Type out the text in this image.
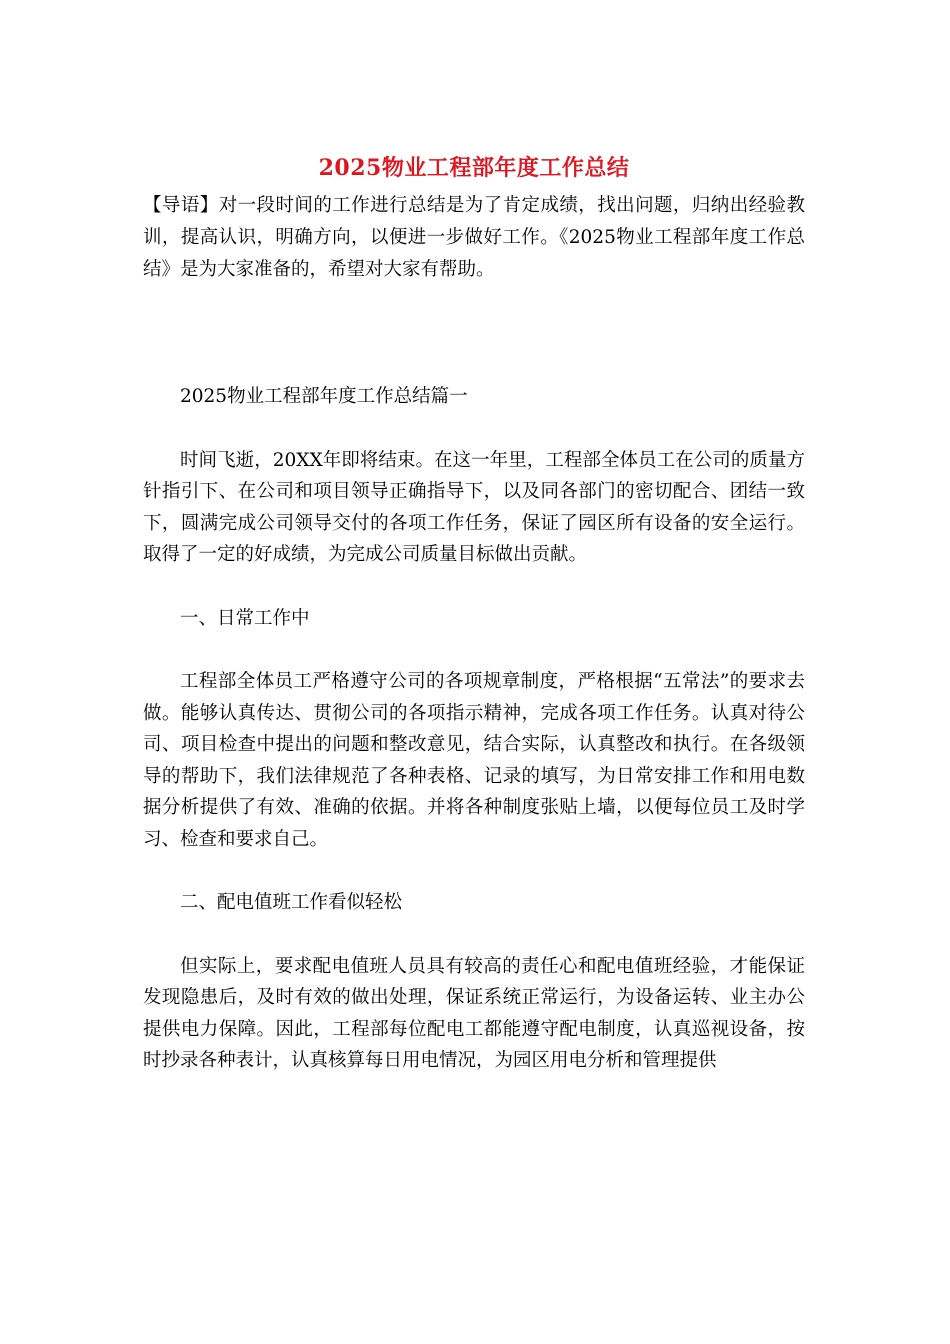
2025物业工程部年度工作总结

【导语】对一段时间的工作进行总结是为了肯定成绩，找出问题，归纳出经验教训，提高认识，明确方向，以便进一步做好工作。《2025物业工程部年度工作总结》是为大家准备的，希望对大家有帮助。

2025物业工程部年度工作总结篇一

时间飞逝，20XX年即将结束。在这一年里，工程部全体员工在公司的质量方针指引下、在公司和项目领导正确指导下，以及同各部门的密切配合、团结一致下，圆满完成公司领导交付的各项工作任务，保证了园区所有设备的安全运行。取得了一定的好成绩，为完成公司质量目标做出贡献。

一、日常工作中

工程部全体员工严格遵守公司的各项规章制度，严格根据“五常法”的要求去做。能够认真传达、贯彻公司的各项指示精神，完成各项工作任务。认真对待公司、项目检查中提出的问题和整改意见，结合实际，认真整改和执行。在各级领导的帮助下，我们法律规范了各种表格、记录的填写，为日常安排工作和用电数据分析提供了有效、准确的依据。并将各种制度张贴上墙，以便每位员工及时学习、检查和要求自己。

二、配电值班工作看似轻松

但实际上，要求配电值班人员具有较高的责任心和配电值班经验，才能保证发现隐患后，及时有效的做出处理，保证系统正常运行，为设备运转、业主办公提供电力保障。因此，工程部每位配电工都能遵守配电制度，认真巡视设备，按时抄录各种表计，认真核算每日用电情况，为园区用电分析和管理提供
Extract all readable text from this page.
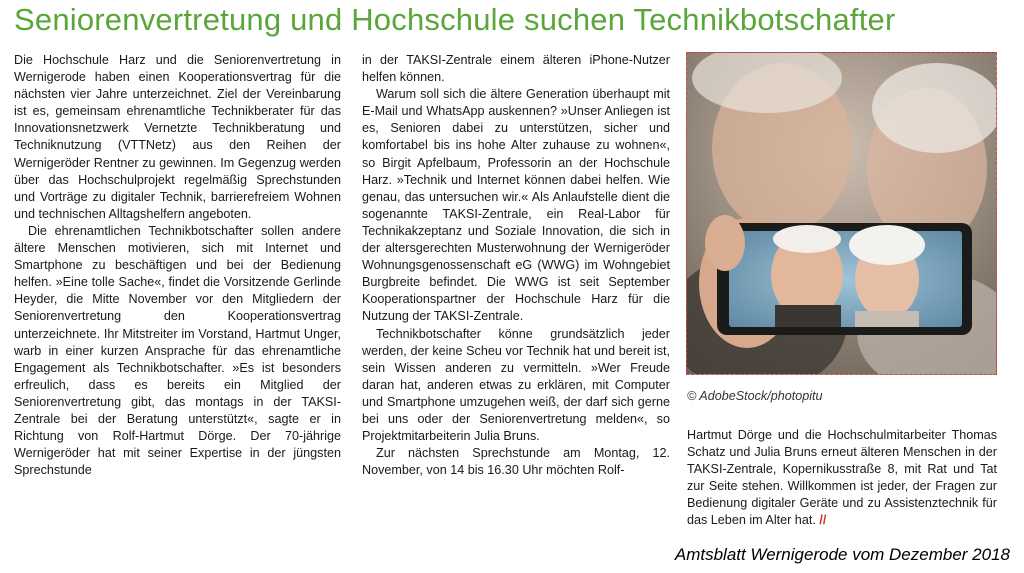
Seniorenvertretung und Hochschule suchen Technikbotschafter

Die Hochschule Harz und die Seniorenvertretung in Wernigerode haben einen Kooperationsvertrag für die nächsten vier Jahre unterzeichnet. Ziel der Vereinbarung ist es, gemeinsam ehrenamtliche Technikberater für das Innovationsnetzwerk Vernetzte Technikberatung und Techniknutzung (VTTNetz) aus den Reihen der Wernigeröder Rentner zu gewinnen. Im Gegenzug werden über das Hochschulprojekt regelmäßig Sprechstunden und Vorträge zu digitaler Technik, barrierefreiem Wohnen und technischen Alltagshelfern angeboten.

Die ehrenamtlichen Technikbotschafter sollen andere ältere Menschen motivieren, sich mit Internet und Smartphone zu beschäftigen und bei der Bedienung helfen. »Eine tolle Sache«, findet die Vorsitzende Gerlinde Heyder, die Mitte November vor den Mitgliedern der Seniorenvertretung den Kooperationsvertrag unterzeichnete. Ihr Mitstreiter im Vorstand, Hartmut Unger, warb in einer kurzen Ansprache für das ehrenamtliche Engagement als Technikbotschafter. »Es ist besonders erfreulich, dass es bereits ein Mitglied der Seniorenvertretung gibt, das montags in der TAKSI-Zentrale bei der Beratung unterstützt«, sagte er in Richtung von Rolf-Hartmut Dörge. Der 70-jährige Wernigeröder hat mit seiner Expertise in der jüngsten Sprechstunde

in der TAKSI-Zentrale einem älteren iPhone-Nutzer helfen können.

Warum soll sich die ältere Generation überhaupt mit E-Mail und WhatsApp auskennen? »Unser Anliegen ist es, Senioren dabei zu unterstützen, sicher und komfortabel bis ins hohe Alter zuhause zu wohnen«, so Birgit Apfelbaum, Professorin an der Hochschule Harz. »Technik und Internet können dabei helfen. Wie genau, das untersuchen wir.« Als Anlaufstelle dient die sogenannte TAKSI-Zentrale, ein Real-Labor für Technikakzeptanz und Soziale Innovation, die sich in der altersgerechten Musterwohnung der Wernigeröder Wohnungsgenossenschaft eG (WWG) im Wohngebiet Burgbreite befindet. Die WWG ist seit September Kooperationspartner der Hochschule Harz für die Nutzung der TAKSI-Zentrale.

Technikbotschafter könne grundsätzlich jeder werden, der keine Scheu vor Technik hat und bereit ist, sein Wissen anderen zu vermitteln. »Wer Freude daran hat, anderen etwas zu erklären, mit Computer und Smartphone umzugehen weiß, der darf sich gerne bei uns oder der Seniorenvertretung melden«, so Projektmitarbeiterin Julia Bruns.

Zur nächsten Sprechstunde am Montag, 12. November, von 14 bis 16.30 Uhr möchten Rolf-

© AdobeStock/photopitu

Hartmut Dörge und die Hochschulmitarbeiter Thomas Schatz und Julia Bruns erneut älteren Menschen in der TAKSI-Zentrale, Kopernikusstraße 8, mit Rat und Tat zur Seite stehen. Willkommen ist jeder, der Fragen zur Bedienung digitaler Geräte und zu Assistenztechnik für das Leben im Alter hat. //

Amtsblatt Wernigerode vom Dezember 2018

Exercise task
Search the data for the string "können". List each line that has it.

The answer
in der TAKSI-Zentrale einem älteren iPhone-Nutzer helfen können.
Warum soll sich die ältere Generation überhaupt mit E-Mail und WhatsApp auskennen? »Unser Anliegen ist es, Senioren dabei zu unterstützen, sicher und komfortabel bis ins hohe Alter zuhause zu wohnen«, so Birgit Apfelbaum, Professorin an der Hochschule Harz. »Technik und Internet können dabei helfen. Wie genau, das untersuchen wir.« Als Anlaufstelle dient die sogenannte TAKSI-Zentrale, ein Real-Labor für Technikakzeptanz und Soziale Innovation, die sich in der altersgerechten Musterwohnung der Wernigeröder Wohnungsgenossenschaft eG (WWG) im Wohngebiet Burgbreite befindet. Die WWG ist seit September Kooperationspartner der Hochschule Harz für die Nutzung der TAKSI-Zentrale.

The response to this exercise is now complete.